What is needed: Give every line from the entries that contains "value".

Data for this exercise:
________

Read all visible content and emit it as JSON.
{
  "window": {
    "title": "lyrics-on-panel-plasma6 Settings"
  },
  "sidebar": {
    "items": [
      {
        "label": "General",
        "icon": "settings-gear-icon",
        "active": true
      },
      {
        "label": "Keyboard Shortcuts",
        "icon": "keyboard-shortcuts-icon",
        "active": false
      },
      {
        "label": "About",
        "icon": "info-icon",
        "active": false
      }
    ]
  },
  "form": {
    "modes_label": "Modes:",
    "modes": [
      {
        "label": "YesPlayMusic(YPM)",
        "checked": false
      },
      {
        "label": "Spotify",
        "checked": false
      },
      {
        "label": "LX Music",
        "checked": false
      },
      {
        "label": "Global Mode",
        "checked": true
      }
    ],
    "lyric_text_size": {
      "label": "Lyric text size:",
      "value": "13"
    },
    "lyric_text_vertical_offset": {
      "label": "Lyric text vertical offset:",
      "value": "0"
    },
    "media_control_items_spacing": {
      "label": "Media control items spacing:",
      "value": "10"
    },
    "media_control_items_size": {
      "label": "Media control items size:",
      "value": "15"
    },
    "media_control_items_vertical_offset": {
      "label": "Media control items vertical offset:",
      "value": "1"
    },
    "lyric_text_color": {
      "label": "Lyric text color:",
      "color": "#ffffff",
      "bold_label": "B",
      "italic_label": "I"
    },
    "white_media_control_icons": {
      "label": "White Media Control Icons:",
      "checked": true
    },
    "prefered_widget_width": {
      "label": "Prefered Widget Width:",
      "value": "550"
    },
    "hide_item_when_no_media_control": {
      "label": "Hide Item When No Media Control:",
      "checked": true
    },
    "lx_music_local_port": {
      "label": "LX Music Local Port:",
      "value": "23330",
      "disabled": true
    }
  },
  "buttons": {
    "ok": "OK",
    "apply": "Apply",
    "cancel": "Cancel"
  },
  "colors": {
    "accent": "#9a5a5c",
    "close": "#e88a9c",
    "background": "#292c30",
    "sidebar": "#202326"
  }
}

________

Answer in full:
      "value": "13"
      "value": "0"
      "value": "10"
      "value": "15"
      "value": "1"
      "value": "550"
      "value": "23330",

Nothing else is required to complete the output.